Problem to work on → Identify every line that holds the string "Milwaukee" and copy each of those lines in full.

Working data →
::::
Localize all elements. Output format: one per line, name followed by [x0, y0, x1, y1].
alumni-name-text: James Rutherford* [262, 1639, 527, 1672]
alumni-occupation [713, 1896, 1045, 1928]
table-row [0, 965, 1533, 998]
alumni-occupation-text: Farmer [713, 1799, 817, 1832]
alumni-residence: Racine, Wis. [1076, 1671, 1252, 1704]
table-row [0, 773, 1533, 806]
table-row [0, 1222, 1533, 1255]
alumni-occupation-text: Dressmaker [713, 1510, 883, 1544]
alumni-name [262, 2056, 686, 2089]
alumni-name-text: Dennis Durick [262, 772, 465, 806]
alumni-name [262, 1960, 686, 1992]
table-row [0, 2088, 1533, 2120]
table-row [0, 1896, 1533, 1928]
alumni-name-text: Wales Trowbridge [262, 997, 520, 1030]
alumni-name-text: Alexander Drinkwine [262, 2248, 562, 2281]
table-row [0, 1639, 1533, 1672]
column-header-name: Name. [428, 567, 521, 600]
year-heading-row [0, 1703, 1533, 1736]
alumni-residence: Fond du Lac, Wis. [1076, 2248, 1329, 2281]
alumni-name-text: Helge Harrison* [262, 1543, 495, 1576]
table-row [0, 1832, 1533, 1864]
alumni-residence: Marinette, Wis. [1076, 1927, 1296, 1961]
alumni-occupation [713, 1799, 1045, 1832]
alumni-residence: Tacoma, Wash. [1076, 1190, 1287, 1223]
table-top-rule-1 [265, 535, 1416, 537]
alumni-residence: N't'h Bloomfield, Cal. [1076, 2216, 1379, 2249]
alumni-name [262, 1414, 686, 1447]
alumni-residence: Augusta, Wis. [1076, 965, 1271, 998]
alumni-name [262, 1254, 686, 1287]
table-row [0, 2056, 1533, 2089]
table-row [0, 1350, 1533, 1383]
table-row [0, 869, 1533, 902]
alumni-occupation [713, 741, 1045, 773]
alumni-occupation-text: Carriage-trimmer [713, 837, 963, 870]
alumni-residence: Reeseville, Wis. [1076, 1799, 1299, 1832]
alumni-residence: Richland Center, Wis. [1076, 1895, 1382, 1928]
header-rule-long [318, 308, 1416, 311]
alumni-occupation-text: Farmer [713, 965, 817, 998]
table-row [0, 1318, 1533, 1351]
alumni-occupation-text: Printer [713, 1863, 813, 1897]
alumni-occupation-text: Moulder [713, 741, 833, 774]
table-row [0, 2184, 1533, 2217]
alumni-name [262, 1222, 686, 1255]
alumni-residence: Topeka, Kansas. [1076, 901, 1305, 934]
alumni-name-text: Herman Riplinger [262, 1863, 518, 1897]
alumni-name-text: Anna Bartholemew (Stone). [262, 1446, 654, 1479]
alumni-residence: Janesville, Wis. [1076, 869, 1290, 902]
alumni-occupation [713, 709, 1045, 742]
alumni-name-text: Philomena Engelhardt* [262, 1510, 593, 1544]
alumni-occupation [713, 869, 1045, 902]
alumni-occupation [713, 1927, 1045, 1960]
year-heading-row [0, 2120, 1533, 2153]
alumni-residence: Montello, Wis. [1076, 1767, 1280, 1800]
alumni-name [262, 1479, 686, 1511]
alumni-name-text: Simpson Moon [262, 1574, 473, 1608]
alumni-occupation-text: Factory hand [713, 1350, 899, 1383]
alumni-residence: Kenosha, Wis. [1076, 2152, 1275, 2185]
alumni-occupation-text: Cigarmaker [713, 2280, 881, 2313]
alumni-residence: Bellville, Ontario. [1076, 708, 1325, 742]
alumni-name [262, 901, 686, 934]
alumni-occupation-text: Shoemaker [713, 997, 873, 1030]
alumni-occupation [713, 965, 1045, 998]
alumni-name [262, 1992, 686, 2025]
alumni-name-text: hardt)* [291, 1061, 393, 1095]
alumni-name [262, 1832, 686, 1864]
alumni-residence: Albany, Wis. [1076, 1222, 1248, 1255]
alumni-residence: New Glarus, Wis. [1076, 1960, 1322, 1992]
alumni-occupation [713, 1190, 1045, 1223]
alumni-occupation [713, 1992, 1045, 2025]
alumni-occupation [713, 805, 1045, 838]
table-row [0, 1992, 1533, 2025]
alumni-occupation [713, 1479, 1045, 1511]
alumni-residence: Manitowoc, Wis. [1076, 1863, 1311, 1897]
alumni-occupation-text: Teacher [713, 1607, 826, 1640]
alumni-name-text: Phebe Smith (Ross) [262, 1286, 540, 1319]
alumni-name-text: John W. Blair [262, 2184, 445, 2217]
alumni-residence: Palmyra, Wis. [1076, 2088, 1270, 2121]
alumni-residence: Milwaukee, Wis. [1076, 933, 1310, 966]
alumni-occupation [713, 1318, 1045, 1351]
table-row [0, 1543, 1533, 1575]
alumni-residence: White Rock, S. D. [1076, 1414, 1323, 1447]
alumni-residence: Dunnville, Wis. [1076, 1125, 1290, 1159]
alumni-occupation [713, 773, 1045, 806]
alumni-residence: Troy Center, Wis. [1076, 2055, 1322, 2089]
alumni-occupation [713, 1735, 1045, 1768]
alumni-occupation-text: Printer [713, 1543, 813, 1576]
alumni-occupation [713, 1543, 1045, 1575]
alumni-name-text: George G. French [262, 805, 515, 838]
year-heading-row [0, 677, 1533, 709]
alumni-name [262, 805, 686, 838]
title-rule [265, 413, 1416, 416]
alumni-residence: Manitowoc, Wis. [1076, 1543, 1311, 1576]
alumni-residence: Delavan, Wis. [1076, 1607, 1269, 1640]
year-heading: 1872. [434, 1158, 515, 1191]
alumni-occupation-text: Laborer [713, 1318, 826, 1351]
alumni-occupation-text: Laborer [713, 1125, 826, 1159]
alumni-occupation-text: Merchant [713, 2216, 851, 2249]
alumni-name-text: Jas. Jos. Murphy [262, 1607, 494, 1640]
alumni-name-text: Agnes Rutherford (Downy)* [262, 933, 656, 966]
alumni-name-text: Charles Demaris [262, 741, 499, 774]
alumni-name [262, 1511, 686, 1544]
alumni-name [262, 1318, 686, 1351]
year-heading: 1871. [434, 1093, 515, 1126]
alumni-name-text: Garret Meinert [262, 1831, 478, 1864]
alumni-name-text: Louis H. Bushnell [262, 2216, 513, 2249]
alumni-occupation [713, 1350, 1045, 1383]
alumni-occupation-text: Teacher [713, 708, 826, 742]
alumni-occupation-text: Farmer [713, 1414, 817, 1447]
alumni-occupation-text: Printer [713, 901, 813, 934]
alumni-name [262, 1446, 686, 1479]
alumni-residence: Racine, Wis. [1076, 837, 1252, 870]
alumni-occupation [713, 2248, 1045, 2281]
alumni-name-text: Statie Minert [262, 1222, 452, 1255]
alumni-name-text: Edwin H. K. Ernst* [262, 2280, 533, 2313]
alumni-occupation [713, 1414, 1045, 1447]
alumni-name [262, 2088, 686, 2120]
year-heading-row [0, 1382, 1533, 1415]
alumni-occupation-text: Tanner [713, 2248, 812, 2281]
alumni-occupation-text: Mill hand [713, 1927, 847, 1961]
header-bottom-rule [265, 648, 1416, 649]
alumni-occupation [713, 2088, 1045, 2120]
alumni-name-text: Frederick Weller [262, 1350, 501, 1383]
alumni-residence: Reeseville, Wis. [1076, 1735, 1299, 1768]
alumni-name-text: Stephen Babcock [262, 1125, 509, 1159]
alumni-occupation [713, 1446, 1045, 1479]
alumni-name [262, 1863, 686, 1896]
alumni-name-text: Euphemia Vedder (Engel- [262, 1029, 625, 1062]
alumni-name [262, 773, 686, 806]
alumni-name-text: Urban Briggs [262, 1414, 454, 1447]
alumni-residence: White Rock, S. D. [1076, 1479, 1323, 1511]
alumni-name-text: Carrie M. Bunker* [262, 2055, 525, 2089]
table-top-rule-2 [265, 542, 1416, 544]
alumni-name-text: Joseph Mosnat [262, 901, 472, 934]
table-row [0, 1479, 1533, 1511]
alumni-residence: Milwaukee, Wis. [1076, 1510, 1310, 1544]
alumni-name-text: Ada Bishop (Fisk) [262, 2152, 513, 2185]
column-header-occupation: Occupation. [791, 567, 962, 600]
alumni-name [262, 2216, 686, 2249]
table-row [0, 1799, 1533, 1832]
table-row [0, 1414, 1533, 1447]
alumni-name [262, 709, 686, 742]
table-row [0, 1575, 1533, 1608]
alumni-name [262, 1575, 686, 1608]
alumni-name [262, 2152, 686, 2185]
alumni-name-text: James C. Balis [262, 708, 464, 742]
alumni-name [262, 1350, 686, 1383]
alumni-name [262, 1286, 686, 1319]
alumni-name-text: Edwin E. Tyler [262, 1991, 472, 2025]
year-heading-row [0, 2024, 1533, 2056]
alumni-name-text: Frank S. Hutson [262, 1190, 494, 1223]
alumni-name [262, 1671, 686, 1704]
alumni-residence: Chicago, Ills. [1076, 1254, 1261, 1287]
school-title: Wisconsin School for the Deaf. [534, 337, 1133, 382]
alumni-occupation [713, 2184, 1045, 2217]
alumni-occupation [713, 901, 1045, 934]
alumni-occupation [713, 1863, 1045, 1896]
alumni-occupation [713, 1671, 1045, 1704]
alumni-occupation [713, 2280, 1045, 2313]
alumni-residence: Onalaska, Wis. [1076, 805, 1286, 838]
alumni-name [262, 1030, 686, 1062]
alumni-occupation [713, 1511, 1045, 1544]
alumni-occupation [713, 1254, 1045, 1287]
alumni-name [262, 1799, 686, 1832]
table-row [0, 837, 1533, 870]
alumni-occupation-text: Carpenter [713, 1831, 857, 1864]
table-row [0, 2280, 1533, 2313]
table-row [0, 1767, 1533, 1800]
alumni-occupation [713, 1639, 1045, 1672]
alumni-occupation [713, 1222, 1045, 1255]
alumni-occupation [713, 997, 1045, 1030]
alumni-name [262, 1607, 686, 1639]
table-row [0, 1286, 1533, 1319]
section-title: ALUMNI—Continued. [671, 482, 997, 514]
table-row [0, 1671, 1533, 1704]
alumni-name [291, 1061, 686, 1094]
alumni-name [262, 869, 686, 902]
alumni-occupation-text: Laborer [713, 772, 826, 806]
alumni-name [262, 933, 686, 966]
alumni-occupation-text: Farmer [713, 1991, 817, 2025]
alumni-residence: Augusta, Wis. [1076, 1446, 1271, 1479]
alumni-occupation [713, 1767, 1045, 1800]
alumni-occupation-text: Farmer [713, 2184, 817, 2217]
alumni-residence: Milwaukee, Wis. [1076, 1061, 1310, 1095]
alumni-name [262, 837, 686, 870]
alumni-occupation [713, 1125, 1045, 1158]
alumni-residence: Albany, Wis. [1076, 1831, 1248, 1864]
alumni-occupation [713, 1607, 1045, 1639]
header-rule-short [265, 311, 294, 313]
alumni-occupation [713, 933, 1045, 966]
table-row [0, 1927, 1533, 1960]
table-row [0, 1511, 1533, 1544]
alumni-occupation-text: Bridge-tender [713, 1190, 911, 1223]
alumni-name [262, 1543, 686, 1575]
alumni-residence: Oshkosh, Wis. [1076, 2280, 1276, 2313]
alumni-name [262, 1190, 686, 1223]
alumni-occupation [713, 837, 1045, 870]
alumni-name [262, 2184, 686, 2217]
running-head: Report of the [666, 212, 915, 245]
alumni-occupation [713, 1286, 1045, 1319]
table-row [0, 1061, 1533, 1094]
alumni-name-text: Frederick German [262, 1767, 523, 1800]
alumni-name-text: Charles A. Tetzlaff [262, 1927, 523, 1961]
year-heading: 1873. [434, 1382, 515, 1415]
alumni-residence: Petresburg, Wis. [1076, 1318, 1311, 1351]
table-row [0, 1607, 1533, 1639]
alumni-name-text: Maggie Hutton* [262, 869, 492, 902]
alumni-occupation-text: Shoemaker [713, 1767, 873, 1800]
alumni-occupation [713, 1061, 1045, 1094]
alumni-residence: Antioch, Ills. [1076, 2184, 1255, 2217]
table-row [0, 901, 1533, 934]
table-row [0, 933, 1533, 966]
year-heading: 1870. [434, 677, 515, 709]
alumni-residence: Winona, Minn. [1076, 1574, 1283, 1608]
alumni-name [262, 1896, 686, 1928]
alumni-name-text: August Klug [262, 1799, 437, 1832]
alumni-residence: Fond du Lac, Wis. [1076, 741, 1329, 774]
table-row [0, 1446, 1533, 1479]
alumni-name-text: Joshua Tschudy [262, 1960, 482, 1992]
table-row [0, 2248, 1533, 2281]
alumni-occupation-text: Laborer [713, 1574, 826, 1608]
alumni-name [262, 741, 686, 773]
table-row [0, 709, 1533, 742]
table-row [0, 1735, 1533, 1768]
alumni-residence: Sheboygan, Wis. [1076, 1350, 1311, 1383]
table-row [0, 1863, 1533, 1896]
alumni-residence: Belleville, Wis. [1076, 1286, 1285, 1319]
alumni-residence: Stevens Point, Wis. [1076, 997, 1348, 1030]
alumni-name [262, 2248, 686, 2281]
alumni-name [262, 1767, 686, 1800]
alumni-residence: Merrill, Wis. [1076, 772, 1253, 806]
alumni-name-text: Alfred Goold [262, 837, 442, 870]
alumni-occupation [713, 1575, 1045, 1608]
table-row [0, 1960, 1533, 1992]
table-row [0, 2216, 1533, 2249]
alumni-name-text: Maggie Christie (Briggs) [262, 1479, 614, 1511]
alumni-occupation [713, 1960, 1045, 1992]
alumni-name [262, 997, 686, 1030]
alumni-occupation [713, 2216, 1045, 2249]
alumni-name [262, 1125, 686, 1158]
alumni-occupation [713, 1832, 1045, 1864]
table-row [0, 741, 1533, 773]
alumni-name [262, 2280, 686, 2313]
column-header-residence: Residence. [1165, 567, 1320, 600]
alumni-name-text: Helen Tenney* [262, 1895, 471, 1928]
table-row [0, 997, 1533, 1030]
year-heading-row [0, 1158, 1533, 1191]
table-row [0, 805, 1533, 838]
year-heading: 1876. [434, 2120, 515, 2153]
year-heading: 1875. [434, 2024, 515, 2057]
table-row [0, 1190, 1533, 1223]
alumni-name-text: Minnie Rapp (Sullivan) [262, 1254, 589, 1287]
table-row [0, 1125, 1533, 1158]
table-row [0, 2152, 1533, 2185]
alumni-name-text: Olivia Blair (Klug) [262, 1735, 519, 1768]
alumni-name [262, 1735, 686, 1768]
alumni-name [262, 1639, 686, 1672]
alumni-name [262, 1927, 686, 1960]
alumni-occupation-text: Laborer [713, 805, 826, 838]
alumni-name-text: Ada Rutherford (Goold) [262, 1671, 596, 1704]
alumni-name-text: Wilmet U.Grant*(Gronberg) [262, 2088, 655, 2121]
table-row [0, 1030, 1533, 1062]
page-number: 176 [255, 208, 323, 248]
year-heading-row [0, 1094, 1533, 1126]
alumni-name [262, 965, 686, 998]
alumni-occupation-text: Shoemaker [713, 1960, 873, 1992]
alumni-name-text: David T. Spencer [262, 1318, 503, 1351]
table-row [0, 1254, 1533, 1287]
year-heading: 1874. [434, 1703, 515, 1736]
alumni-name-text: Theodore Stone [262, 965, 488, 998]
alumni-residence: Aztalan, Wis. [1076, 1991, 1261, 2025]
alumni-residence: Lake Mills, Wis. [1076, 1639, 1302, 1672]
::::
Task answer →
alumni-residence: Milwaukee, Wis. [1076, 933, 1310, 966]
alumni-residence: Milwaukee, Wis. [1076, 1510, 1310, 1544]
alumni-residence: Milwaukee, Wis. [1076, 1061, 1310, 1095]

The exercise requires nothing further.